[Material for this task]:
-------------------------

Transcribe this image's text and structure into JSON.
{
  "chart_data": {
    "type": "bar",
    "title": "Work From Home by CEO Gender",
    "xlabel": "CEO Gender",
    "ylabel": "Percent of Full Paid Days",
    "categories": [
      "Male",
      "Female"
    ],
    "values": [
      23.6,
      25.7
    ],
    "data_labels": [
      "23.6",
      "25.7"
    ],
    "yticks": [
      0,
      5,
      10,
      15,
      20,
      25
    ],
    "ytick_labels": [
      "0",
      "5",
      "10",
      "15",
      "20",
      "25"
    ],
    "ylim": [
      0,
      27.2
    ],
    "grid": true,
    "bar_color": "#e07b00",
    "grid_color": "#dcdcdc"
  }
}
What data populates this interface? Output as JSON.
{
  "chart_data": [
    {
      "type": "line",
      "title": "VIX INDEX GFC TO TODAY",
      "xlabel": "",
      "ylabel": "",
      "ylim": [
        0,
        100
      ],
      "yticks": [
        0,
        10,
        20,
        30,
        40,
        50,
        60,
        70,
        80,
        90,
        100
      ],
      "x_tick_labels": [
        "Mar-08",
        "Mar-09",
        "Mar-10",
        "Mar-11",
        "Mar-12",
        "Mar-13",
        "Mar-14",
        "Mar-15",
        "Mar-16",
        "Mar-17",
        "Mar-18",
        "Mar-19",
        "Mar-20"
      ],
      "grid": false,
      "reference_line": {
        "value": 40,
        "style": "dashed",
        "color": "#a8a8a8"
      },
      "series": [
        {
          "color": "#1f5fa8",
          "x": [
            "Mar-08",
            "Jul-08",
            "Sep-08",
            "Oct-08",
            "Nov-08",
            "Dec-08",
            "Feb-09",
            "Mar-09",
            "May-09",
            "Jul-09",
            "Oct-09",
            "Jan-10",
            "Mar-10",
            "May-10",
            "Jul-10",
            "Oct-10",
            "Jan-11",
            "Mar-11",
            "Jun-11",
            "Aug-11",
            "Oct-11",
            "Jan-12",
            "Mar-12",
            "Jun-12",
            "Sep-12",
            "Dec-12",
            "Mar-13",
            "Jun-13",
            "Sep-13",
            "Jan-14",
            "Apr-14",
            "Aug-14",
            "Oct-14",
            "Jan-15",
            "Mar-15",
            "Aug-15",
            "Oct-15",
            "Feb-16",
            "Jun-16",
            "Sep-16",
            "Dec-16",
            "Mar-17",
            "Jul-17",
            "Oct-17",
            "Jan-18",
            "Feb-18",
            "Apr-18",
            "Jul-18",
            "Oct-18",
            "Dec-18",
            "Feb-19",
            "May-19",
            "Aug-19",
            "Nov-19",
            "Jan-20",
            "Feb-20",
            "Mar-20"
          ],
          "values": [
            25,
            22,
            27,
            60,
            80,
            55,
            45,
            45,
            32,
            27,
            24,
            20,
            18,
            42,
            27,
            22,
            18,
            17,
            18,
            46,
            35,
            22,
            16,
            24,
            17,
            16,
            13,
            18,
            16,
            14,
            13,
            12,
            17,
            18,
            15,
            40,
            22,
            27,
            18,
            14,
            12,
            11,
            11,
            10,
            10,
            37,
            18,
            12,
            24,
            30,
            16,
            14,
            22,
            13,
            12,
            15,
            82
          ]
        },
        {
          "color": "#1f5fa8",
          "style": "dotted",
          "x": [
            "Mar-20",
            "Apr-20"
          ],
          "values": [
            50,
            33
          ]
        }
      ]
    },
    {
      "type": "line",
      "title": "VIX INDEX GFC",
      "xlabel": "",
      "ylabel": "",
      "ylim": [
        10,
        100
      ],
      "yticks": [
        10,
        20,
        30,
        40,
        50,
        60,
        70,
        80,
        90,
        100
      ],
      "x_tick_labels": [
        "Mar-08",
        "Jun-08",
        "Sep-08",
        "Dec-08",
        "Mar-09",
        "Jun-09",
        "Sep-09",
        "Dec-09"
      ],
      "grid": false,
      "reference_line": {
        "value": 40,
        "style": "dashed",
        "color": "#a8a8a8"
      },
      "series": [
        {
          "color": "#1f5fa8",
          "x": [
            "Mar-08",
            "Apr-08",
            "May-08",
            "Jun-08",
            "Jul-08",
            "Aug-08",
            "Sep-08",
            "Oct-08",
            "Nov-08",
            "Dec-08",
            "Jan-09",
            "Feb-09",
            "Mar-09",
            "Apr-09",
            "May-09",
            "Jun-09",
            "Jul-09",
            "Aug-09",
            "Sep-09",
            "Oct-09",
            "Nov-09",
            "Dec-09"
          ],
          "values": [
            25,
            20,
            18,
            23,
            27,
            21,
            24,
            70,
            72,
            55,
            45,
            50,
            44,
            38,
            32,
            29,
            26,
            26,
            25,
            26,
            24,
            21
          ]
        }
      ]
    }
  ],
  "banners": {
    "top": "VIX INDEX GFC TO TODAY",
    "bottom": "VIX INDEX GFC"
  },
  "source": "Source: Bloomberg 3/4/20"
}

-------------------------

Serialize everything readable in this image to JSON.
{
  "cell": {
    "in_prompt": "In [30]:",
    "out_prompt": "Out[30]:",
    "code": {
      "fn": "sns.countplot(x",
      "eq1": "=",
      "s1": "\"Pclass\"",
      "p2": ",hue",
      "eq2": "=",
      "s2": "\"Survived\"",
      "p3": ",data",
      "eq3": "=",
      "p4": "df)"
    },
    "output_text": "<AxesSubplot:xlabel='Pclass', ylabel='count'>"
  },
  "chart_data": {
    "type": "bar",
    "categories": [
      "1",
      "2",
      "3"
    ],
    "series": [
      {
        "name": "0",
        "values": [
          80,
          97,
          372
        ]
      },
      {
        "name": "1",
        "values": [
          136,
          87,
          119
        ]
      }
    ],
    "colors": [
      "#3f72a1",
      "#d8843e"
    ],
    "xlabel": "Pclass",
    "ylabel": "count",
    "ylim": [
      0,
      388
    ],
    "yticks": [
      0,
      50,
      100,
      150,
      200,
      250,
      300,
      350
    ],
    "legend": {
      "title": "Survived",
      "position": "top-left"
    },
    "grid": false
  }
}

-------------------------

[Exercise]:
From the data above, copy each line that holds "INDEX".

[Written solution]:
      "title": "VIX INDEX GFC TO TODAY",
      "title": "VIX INDEX GFC",
    "top": "VIX INDEX GFC TO TODAY",
    "bottom": "VIX INDEX GFC"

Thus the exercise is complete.